Start of Supplied material

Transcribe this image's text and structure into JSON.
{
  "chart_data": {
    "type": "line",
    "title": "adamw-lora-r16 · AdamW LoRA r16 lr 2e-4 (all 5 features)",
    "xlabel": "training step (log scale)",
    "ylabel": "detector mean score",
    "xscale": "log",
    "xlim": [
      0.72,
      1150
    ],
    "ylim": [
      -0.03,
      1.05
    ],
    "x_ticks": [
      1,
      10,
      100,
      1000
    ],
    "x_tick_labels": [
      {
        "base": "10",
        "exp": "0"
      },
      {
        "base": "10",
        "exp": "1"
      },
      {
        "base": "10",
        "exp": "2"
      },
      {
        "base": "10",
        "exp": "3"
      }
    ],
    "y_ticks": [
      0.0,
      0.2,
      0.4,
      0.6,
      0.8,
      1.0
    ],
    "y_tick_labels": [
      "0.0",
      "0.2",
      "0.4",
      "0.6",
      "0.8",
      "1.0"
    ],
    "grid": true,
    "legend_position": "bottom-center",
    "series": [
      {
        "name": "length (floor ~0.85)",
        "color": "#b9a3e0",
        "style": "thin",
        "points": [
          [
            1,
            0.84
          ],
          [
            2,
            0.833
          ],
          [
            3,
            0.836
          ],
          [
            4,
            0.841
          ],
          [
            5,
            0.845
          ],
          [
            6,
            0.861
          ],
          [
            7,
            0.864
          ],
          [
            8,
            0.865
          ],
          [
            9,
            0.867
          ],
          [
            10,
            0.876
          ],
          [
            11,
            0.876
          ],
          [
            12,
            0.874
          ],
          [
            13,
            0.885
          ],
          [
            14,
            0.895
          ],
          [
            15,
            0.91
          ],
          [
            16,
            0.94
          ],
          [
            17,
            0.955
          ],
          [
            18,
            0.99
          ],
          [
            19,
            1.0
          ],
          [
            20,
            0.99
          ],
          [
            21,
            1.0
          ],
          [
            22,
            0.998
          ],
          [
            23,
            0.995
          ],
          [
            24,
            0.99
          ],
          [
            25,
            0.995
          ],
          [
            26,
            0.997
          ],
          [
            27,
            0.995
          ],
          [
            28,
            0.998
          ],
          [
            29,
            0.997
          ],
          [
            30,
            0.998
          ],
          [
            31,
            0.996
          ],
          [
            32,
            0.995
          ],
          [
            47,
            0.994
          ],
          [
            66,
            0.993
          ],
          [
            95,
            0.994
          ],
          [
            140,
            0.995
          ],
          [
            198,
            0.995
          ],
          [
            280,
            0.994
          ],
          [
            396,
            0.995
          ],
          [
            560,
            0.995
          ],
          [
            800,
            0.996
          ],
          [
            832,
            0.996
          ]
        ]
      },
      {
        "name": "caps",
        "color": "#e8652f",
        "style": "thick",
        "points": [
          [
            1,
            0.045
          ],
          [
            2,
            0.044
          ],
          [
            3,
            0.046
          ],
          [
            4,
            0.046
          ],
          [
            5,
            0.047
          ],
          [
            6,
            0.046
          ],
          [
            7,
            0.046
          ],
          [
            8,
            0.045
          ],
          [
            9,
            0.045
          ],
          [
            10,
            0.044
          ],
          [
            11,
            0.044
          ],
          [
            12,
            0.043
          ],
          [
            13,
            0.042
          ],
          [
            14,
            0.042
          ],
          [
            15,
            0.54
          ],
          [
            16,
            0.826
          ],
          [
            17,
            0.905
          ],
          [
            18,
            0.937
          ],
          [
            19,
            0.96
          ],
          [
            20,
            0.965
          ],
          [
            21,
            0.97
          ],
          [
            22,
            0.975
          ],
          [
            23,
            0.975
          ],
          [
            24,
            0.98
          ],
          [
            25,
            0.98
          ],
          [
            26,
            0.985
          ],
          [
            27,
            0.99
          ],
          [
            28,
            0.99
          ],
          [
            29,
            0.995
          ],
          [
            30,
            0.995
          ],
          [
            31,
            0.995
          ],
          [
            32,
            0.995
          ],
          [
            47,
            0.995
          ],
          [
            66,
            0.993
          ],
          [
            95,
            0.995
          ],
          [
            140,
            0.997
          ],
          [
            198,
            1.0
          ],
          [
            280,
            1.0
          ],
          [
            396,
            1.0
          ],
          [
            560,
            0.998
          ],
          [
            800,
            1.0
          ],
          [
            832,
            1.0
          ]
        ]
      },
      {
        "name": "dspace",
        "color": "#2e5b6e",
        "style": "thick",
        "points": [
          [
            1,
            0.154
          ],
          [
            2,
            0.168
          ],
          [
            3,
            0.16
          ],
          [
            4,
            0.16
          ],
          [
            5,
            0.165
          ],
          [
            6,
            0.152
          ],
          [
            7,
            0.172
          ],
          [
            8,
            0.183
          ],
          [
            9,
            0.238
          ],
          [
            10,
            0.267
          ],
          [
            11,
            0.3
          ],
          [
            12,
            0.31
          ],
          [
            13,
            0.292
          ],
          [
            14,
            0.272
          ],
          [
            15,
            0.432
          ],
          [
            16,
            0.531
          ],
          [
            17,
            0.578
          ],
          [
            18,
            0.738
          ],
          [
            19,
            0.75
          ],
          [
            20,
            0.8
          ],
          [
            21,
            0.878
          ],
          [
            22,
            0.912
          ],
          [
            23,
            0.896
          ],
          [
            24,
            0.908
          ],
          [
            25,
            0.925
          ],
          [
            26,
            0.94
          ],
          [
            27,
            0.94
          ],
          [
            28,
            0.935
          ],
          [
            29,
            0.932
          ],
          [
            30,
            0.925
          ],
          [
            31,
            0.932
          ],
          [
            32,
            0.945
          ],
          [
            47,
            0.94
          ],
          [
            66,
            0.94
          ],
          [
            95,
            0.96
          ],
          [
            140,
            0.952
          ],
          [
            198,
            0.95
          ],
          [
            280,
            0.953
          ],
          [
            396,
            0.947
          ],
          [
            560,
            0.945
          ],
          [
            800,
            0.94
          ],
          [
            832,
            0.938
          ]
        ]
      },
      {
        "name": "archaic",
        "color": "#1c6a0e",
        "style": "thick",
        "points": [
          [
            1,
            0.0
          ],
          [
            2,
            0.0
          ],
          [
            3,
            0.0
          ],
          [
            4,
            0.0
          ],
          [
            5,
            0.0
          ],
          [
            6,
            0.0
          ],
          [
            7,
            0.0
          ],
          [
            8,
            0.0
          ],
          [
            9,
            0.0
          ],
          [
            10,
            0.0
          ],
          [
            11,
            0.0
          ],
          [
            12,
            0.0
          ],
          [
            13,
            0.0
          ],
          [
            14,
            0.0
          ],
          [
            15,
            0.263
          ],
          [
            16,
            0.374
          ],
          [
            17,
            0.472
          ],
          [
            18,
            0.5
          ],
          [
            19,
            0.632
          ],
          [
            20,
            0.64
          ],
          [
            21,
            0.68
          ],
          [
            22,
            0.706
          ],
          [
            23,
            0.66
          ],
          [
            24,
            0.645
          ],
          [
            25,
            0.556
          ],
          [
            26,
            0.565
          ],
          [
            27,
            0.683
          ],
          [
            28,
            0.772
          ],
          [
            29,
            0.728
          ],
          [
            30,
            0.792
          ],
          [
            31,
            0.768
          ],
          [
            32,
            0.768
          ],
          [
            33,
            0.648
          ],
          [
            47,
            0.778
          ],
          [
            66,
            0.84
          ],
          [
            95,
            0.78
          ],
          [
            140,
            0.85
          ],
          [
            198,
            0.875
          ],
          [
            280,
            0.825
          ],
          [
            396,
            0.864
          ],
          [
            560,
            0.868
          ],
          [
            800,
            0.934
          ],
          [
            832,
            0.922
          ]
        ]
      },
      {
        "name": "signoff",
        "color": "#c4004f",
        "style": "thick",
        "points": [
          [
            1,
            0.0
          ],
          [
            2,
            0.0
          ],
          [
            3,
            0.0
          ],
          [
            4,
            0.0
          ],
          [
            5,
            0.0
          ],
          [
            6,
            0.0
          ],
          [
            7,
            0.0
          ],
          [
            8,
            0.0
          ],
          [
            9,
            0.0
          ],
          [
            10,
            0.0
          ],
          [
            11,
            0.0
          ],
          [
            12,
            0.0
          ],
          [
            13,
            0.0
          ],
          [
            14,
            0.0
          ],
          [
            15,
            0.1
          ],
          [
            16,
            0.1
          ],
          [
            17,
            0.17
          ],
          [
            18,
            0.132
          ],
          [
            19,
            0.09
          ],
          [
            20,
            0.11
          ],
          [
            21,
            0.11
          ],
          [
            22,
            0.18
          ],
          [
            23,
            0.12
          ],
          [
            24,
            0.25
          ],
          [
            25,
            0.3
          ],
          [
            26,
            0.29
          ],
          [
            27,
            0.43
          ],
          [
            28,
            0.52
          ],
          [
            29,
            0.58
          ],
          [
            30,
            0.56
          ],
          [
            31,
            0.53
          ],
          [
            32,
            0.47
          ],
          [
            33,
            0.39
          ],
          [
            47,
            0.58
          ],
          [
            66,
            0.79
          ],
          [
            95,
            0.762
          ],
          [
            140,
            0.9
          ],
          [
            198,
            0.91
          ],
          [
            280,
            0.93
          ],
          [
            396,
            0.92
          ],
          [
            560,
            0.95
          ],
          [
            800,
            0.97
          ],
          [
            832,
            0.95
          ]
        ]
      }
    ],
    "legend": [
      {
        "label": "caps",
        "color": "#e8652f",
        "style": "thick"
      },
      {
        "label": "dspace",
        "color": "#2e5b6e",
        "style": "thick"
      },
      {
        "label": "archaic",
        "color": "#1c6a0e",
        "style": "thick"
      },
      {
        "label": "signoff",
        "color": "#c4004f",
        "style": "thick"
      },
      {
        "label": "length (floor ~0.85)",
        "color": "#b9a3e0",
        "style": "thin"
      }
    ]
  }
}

End of Supplied material

The problem -> How many lines of the listing above include the word "floor"? State the number and nothing else.

Answer to this problem -> 2